[Stated exercise]:
Retype these lines exactly as they appear, covering every listing.

[Element region listings]

^^^^

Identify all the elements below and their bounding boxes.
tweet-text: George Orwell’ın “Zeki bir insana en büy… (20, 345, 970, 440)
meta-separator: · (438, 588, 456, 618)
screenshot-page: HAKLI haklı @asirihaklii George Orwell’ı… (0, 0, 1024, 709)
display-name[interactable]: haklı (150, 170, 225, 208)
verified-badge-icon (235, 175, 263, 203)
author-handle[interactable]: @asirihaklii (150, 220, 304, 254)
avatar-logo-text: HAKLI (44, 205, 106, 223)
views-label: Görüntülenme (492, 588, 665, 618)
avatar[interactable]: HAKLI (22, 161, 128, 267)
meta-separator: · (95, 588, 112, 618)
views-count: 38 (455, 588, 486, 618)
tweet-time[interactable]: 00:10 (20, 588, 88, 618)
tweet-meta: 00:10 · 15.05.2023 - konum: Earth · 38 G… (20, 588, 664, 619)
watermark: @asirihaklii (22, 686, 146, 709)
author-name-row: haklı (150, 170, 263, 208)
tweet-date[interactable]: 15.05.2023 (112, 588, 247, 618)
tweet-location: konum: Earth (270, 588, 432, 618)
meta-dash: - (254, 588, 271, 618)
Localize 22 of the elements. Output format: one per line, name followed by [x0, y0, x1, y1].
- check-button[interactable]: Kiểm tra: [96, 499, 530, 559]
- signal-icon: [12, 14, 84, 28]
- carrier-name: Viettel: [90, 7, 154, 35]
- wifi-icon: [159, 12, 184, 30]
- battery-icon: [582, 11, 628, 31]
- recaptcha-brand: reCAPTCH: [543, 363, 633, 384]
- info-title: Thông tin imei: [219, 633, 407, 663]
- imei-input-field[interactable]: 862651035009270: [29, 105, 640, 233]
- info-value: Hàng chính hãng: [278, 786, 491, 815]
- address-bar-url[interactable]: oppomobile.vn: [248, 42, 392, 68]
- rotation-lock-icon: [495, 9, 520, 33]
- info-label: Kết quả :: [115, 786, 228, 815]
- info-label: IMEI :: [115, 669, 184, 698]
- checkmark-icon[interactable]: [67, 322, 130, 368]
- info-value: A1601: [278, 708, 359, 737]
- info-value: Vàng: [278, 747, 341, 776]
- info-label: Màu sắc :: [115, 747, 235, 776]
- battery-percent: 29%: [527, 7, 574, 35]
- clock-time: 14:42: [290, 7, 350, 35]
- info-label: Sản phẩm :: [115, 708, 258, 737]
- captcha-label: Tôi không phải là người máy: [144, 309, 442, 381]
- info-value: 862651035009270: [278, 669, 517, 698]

^^^^

[Solved exercise]:
Identify all the elements below and their bounding boxes.
tweet-text: George Orwell’ın “Zeki bir insana en büy… (20, 345, 970, 440)
meta-separator: · (438, 588, 456, 618)
screenshot-page: HAKLI haklı @asirihaklii George Orwell’ı… (0, 0, 1024, 709)
display-name[interactable]: haklı (150, 170, 225, 208)
verified-badge-icon (235, 175, 263, 203)
author-handle[interactable]: @asirihaklii (150, 220, 304, 254)
avatar-logo-text: HAKLI (44, 205, 106, 223)
views-label: Görüntülenme (492, 588, 665, 618)
avatar[interactable]: HAKLI (22, 161, 128, 267)
meta-separator: · (95, 588, 112, 618)
views-count: 38 (455, 588, 486, 618)
tweet-time[interactable]: 00:10 (20, 588, 88, 618)
tweet-meta: 00:10 · 15.05.2023 - konum: Earth · 38 G… (20, 588, 664, 619)
watermark: @asirihaklii (22, 686, 146, 709)
author-name-row: haklı (150, 170, 263, 208)
tweet-date[interactable]: 15.05.2023 (112, 588, 247, 618)
tweet-location: konum: Earth (270, 588, 432, 618)
meta-dash: - (254, 588, 271, 618)
Localize 22 of the elements. Output format: one per line, name followed by [x0, y0, x1, y1].
- check-button[interactable]: Kiểm tra: [96, 499, 530, 559]
- signal-icon: [12, 14, 84, 28]
- carrier-name: Viettel: [90, 7, 154, 35]
- wifi-icon: [159, 12, 184, 30]
- battery-icon: [582, 11, 628, 31]
- recaptcha-brand: reCAPTCH: [543, 363, 633, 384]
- info-title: Thông tin imei: [219, 633, 407, 663]
- imei-input-field[interactable]: 862651035009270: [29, 105, 640, 233]
- info-value: Hàng chính hãng: [278, 786, 491, 815]
- address-bar-url[interactable]: oppomobile.vn: [248, 42, 392, 68]
- rotation-lock-icon: [495, 9, 520, 33]
- info-label: Kết quả :: [115, 786, 228, 815]
- info-label: IMEI :: [115, 669, 184, 698]
- checkmark-icon[interactable]: [67, 322, 130, 368]
- info-value: A1601: [278, 708, 359, 737]
- info-value: Vàng: [278, 747, 341, 776]
- info-label: Màu sắc :: [115, 747, 235, 776]
- battery-percent: 29%: [527, 7, 574, 35]
- clock-time: 14:42: [290, 7, 350, 35]
- info-label: Sản phẩm :: [115, 708, 258, 737]
- captcha-label: Tôi không phải là người máy: [144, 309, 442, 381]
- info-value: 862651035009270: [278, 669, 517, 698]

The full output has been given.